[Saved data entries]

━━━

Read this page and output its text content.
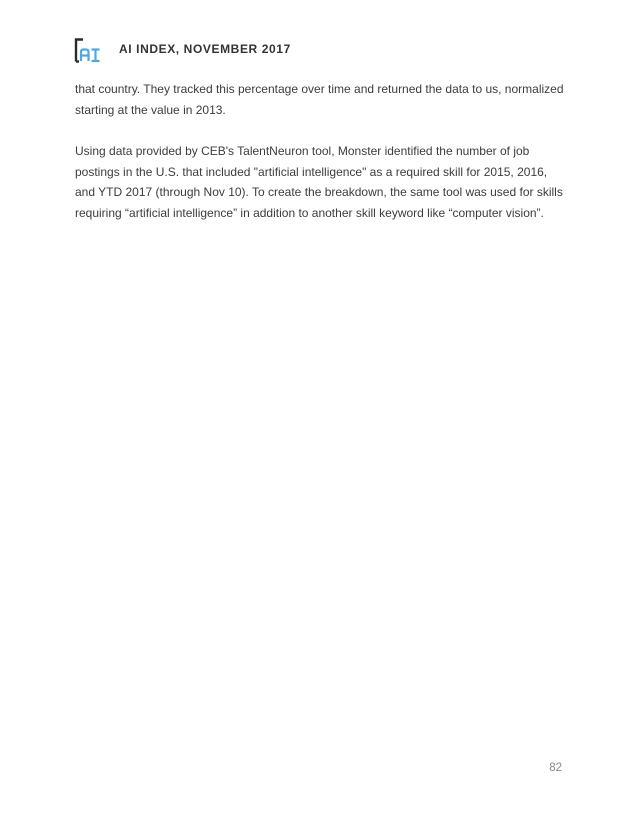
AI INDEX, NOVEMBER 2017

that country. They tracked this percentage over time and returned the data to us, normalized starting at the value in 2013.

Using data provided by CEB's TalentNeuron tool, Monster identified the number of job postings in the U.S. that included "artificial intelligence" as a required skill for 2015, 2016, and YTD 2017 (through Nov 10). To create the breakdown, the same tool was used for skills requiring “artificial intelligence” in addition to another skill keyword like “computer vision”.

82
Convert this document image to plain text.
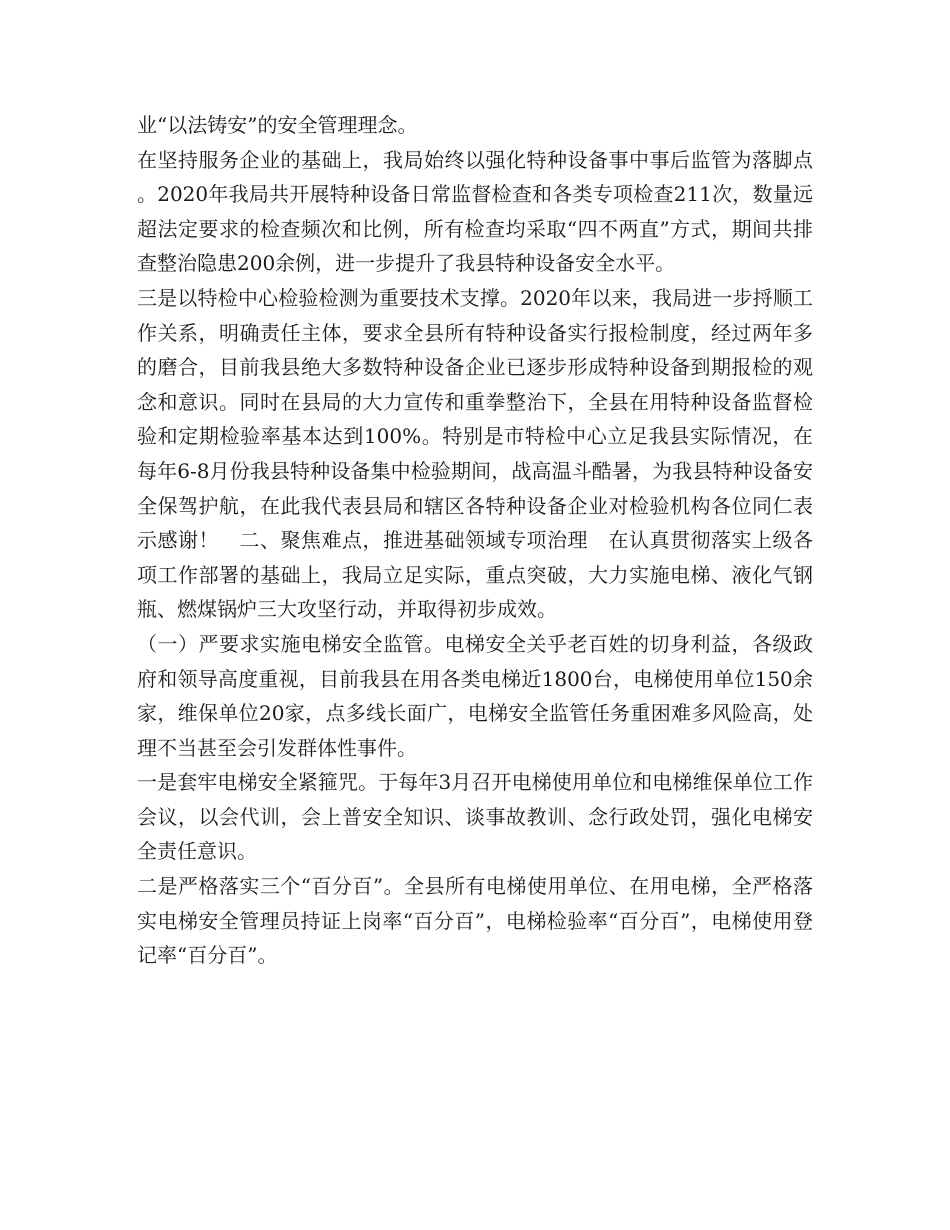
业“以法铸安”的安全管理理念。

在坚持服务企业的基础上，我局始终以强化特种设备事中事后监管为落脚点。2020年我局共开展特种设备日常监督检查和各类专项检查211次，数量远超法定要求的检查频次和比例，所有检查均采取“四不两直”方式，期间共排查整治隐患200余例，进一步提升了我县特种设备安全水平。

三是以特检中心检验检测为重要技术支撑。2020年以来，我局进一步捋顺工作关系，明确责任主体，要求全县所有特种设备实行报检制度，经过两年多的磨合，目前我县绝大多数特种设备企业已逐步形成特种设备到期报检的观念和意识。同时在县局的大力宣传和重拳整治下，全县在用特种设备监督检验和定期检验率基本达到100%。特别是市特检中心立足我县实际情况，在每年6-8月份我县特种设备集中检验期间，战高温斗酷暑，为我县特种设备安全保驾护航，在此我代表县局和辖区各特种设备企业对检验机构各位同仁表示感谢！　二、聚焦难点，推进基础领域专项治理　在认真贯彻落实上级各项工作部署的基础上，我局立足实际，重点突破，大力实施电梯、液化气钢瓶、燃煤锅炉三大攻坚行动，并取得初步成效。

（一）严要求实施电梯安全监管。电梯安全关乎老百姓的切身利益，各级政府和领导高度重视，目前我县在用各类电梯近1800台，电梯使用单位150余家，维保单位20家，点多线长面广，电梯安全监管任务重困难多风险高，处理不当甚至会引发群体性事件。

一是套牢电梯安全紧箍咒。于每年3月召开电梯使用单位和电梯维保单位工作会议，以会代训，会上普安全知识、谈事故教训、念行政处罚，强化电梯安全责任意识。

二是严格落实三个“百分百”。全县所有电梯使用单位、在用电梯，全严格落实电梯安全管理员持证上岗率“百分百”，电梯检验率“百分百”，电梯使用登记率“百分百”。
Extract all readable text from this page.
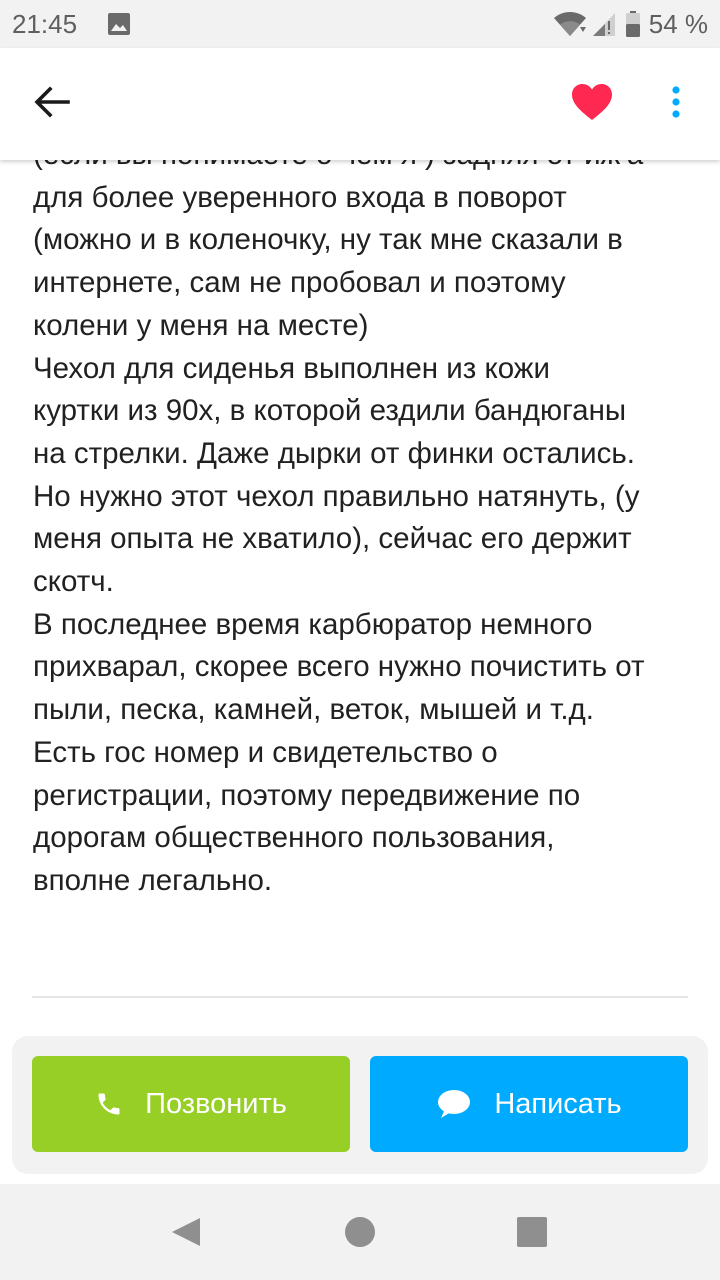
для более уверенного входа в поворот
(можно и в коленочку, ну так мне сказали в
интернете, сам не пробовал и поэтому
колени у меня на месте)
Чехол для сиденья выполнен из кожи
куртки из 90х, в которой ездили бандюганы
на стрелки. Даже дырки от финки остались.
Но нужно этот чехол правильно натянуть, (у
меня опыта не хватило), сейчас его держит
скотч.
В последнее время карбюратор немного
прихварал, скорее всего нужно почистить от
пыли, песка, камней, веток, мышей и т.д.
Есть гос номер и свидетельство о
регистрации, поэтому передвижение по
дорогам общественного пользования,
вполне легально.
21:45	54 %
Позвонить	Написать
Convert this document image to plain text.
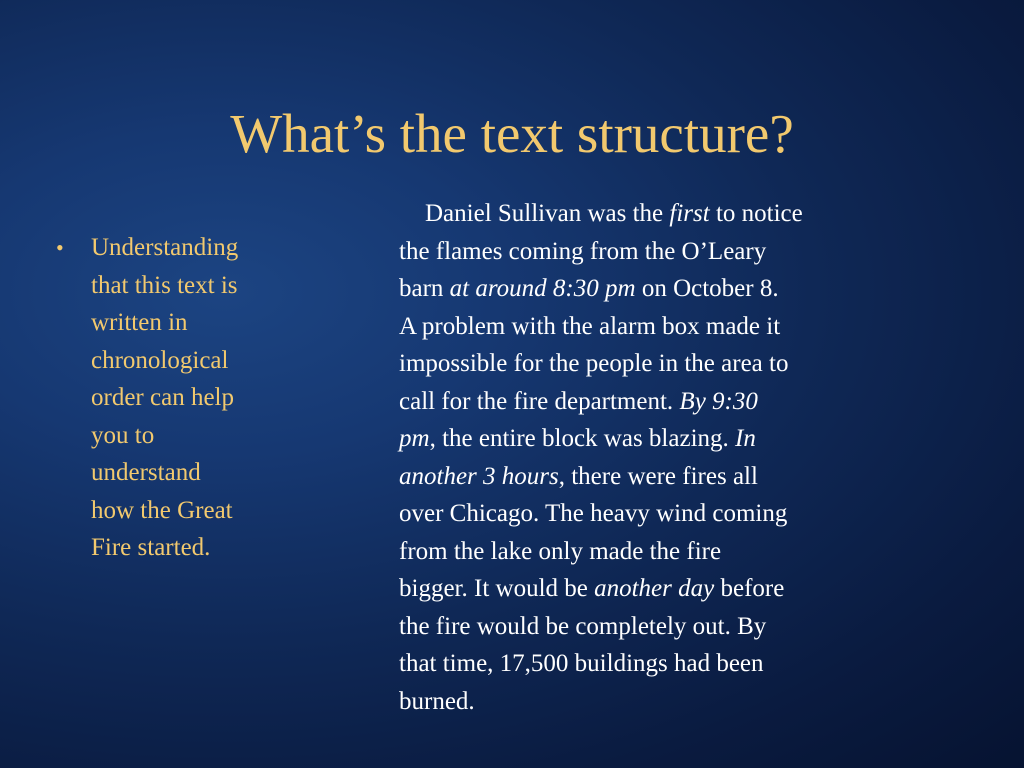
What’s the text structure?
•	Understanding
that this text is
written in
chronological
order can help
you to
understand
how the Great
Fire started.
Daniel Sullivan was the first to notice
the flames coming from the O’Leary
barn at around 8:30 pm on October 8.
A problem with the alarm box made it
impossible for the people in the area to
call for the fire department. By 9:30
pm, the entire block was blazing. In
another 3 hours, there were fires all
over Chicago. The heavy wind coming
from the lake only made the fire
bigger. It would be another day before
the fire would be completely out. By
that time, 17,500 buildings had been
burned.
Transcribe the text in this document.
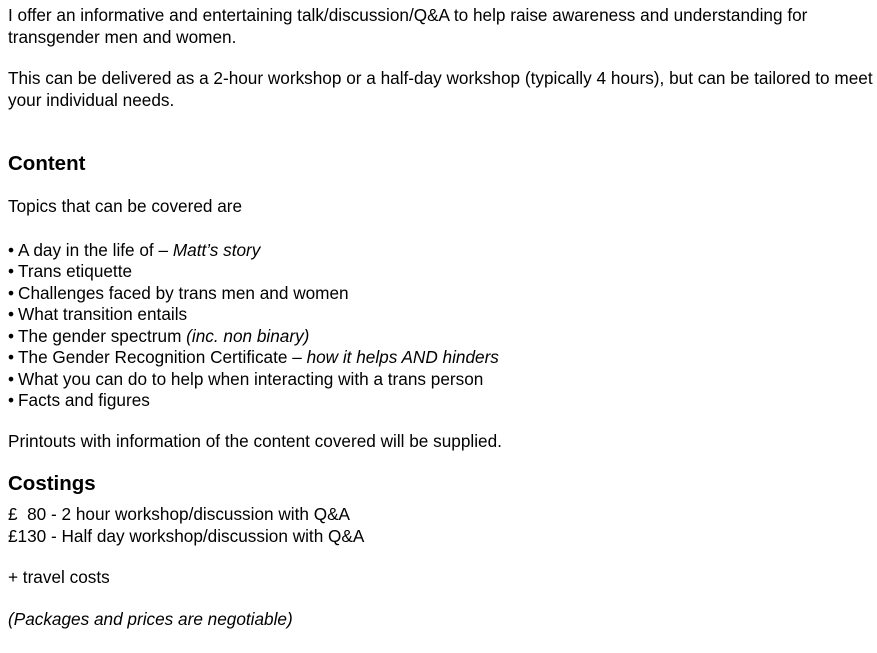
I offer an informative and entertaining talk/discussion/Q&A to help raise awareness and understanding for transgender men and women.

This can be delivered as a 2-hour workshop or a half-day workshop (typically 4 hours), but can be tailored to meet your individual needs.

Content

Topics that can be covered are

• A day in the life of – Matt’s story
• Trans etiquette
• Challenges faced by trans men and women
• What transition entails
• The gender spectrum (inc. non binary)
• The Gender Recognition Certificate – how it helps AND hinders
• What you can do to help when interacting with a trans person
• Facts and figures

Printouts with information of the content covered will be supplied.

Costings

£  80 - 2 hour workshop/discussion with Q&A

£130 - Half day workshop/discussion with Q&A

+ travel costs

(Packages and prices are negotiable)
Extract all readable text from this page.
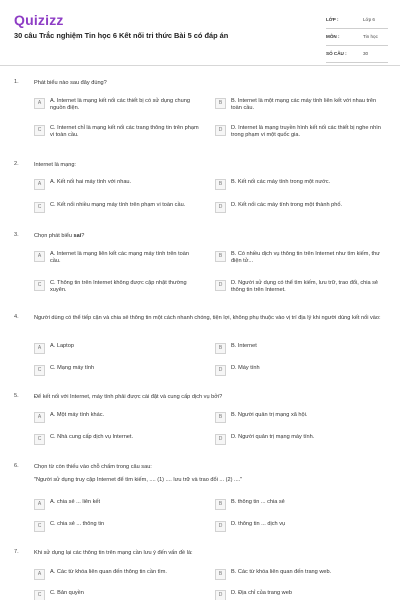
Quizizz
30 câu Trắc nghiệm Tin học 6 Kết nối tri thức Bài 5 có đáp án
LỚP :	Lớp 6
MÔN :	Tin học
SỐ CÂU :	30
1.	Phát biểu nào sau đây đúng?
A	A. Internet là mạng kết nối các thiết bị có sử dụng chung nguồn điện.
B	B. Internet là một mạng các máy tính liên kết với nhau trên toàn cầu.
C	C. Internet chỉ là mạng kết nối các trang thông tin trên phạm vi toàn cầu.
D	D. Internet là mạng truyền hình kết nối các thiết bị nghe nhìn trong phạm vi một quốc gia.
2.	Internet là mạng:
A	A. Kết nối hai máy tính với nhau.	B	B. Kết nối các máy tính trong một nước.
C	C. Kết nối nhiều mạng máy tính trên phạm vi toàn cầu.	D	D. Kết nối các máy tính trong một thành phố.
3.	Chọn phát biểu sai?
A	A. Internet là mạng liên kết các mạng máy tính trên toàn cầu.
B	B. Có nhiều dịch vụ thông tin trên Internet như tìm kiếm, thư điện tử...
C	C. Thông tin trên Internet không được cập nhật thường xuyên.
D	D. Người sử dụng có thể tìm kiếm, lưu trữ, trao đổi, chia sẻ thông tin trên Internet.
4.	Người dùng có thể tiếp cận và chia sẻ thông tin một cách nhanh chóng, tiện lợi, không phụ thuộc vào vị trí địa lý khi người dùng kết nối vào:
A	A. Laptop	B	B. Internet
C	C. Mạng máy tính	D	D. Máy tính
5.	Để kết nối với Internet, máy tính phải được cài đặt và cung cấp dịch vụ bởi?
A	A. Một máy tính khác.	B	B. Người quản trị mạng xã hội.
C	C. Nhà cung cấp dịch vụ Internet.	D	D. Người quản trị mạng máy tính.
6.	Chọn từ còn thiếu vào chỗ chấm trong câu sau:
"Người sử dụng truy cập Internet để tìm kiếm, .... (1) .... lưu trữ và trao đổi ... (2) ...."
A	A. chia sẻ ... liên kết	B	B. thông tin ... chia sẻ
C	C. chia sẻ ... thông tin	D	D. thông tin ... dịch vụ
7.	Khi sử dụng lại các thông tin trên mạng cần lưu ý đến vấn đề là:
A	A. Các từ khóa liên quan đến thông tin cần tìm.	B	B. Các từ khóa liên quan đến trang web.
C	C. Bản quyền	D	D. Địa chỉ của trang web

━━━

▶ [Task description]:
Copy all lines from the entries that contain the word "tính".

▶ [Written answer]:
B	B. Internet là một mạng các máy tính liên kết với nhau trên toàn cầu.
A	A. Kết nối hai máy tính với nhau.	B	B. Kết nối các máy tính trong một nước.
C	C. Kết nối nhiều mạng máy tính trên phạm vi toàn cầu.	D	D. Kết nối các máy tính trong một thành phố.
A	A. Internet là mạng liên kết các mạng máy tính trên toàn cầu.
C	C. Mạng máy tính	D	D. Máy tính
5.	Để kết nối với Internet, máy tính phải được cài đặt và cung cấp dịch vụ bởi?
A	A. Một máy tính khác.	B	B. Người quản trị mạng xã hội.
C	C. Nhà cung cấp dịch vụ Internet.	D	D. Người quản trị mạng máy tính.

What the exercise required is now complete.